** BEGIN Materials provided **

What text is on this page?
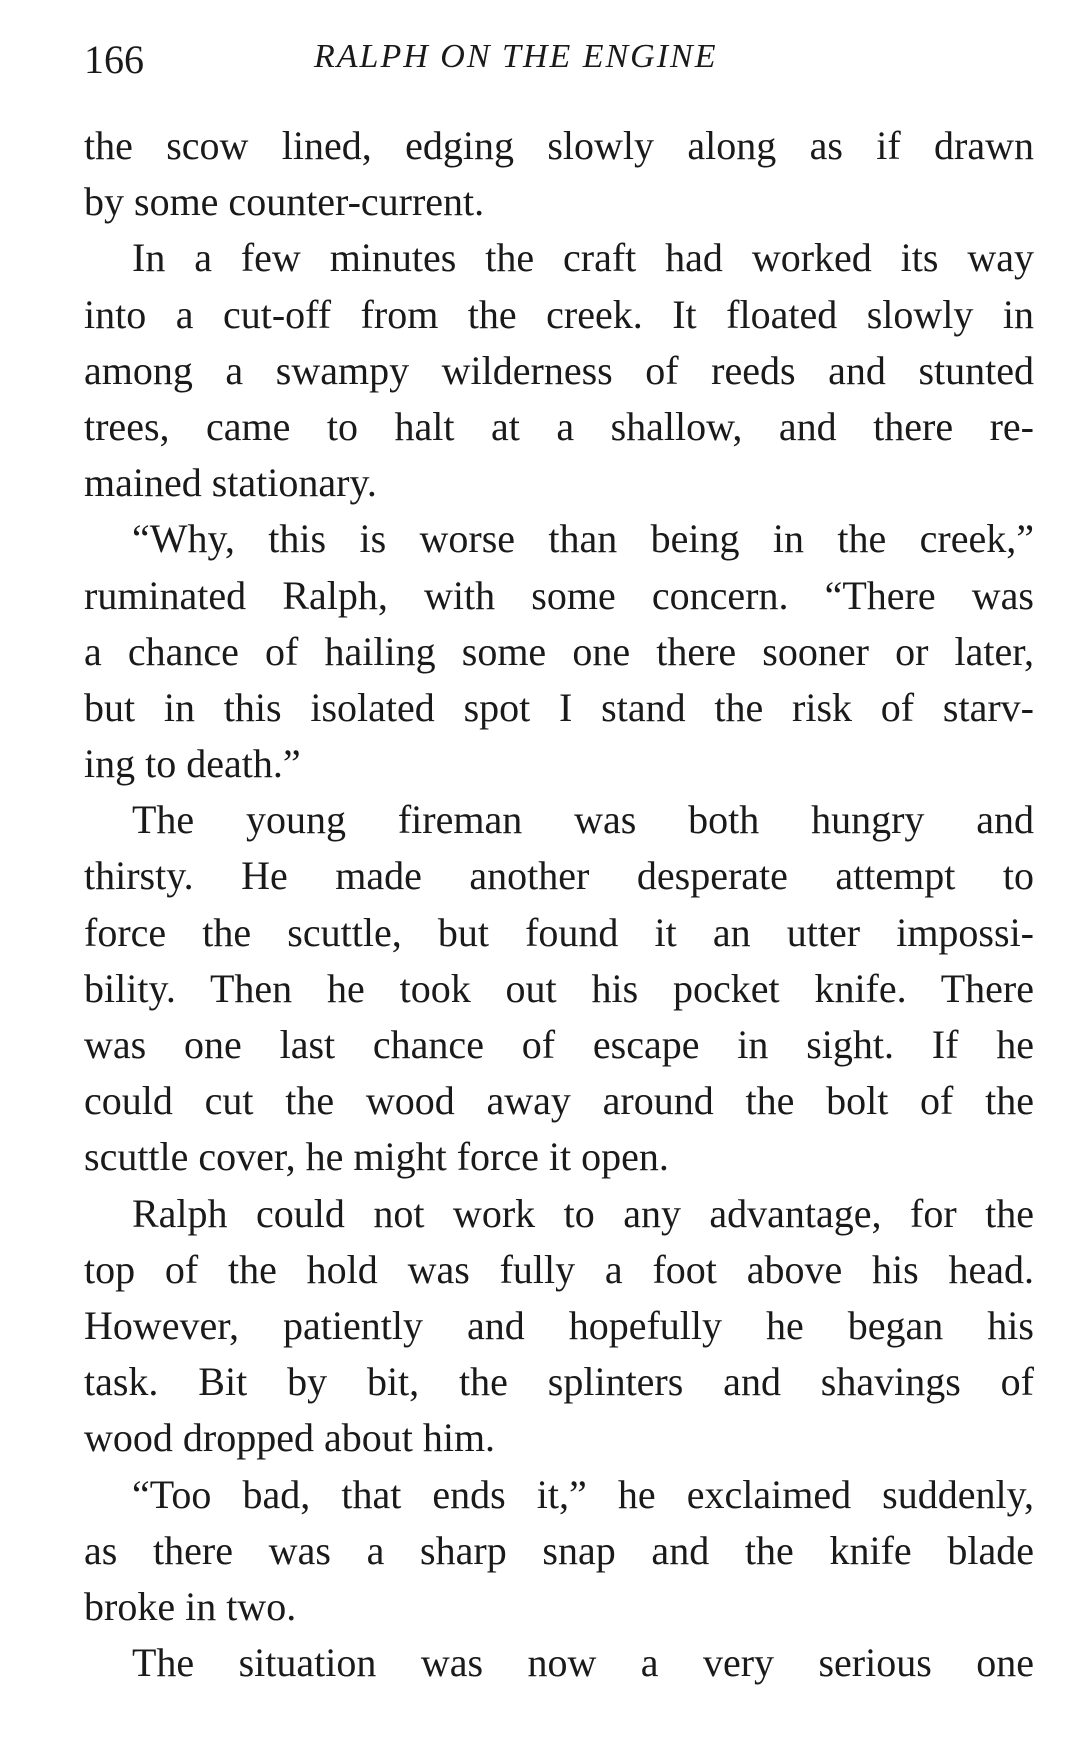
166	RALPH ON THE ENGINE
the scow lined, edging slowly along as if drawn
by some counter-current.
In a few minutes the craft had worked its way
into a cut-off from the creek. It floated slowly in
among a swampy wilderness of reeds and stunted
trees, came to halt at a shallow, and there re-
mained stationary.
“Why, this is worse than being in the creek,”
ruminated Ralph, with some concern. “There was
a chance of hailing some one there sooner or later,
but in this isolated spot I stand the risk of starv-
ing to death.”
The young fireman was both hungry and
thirsty. He made another desperate attempt to
force the scuttle, but found it an utter impossi-
bility. Then he took out his pocket knife. There
was one last chance of escape in sight. If he
could cut the wood away around the bolt of the
scuttle cover, he might force it open.
Ralph could not work to any advantage, for the
top of the hold was fully a foot above his head.
However, patiently and hopefully he began his
task. Bit by bit, the splinters and shavings of
wood dropped about him.
“Too bad, that ends it,” he exclaimed suddenly,
as there was a sharp snap and the knife blade
broke in two.
The situation was now a very serious one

** END Materials provided **

## What the task asks
Display every line of the listing that contains the string "some".

## Complete answer
by some counter-current.
ruminated Ralph, with some concern. “There was
a chance of hailing some one there sooner or later,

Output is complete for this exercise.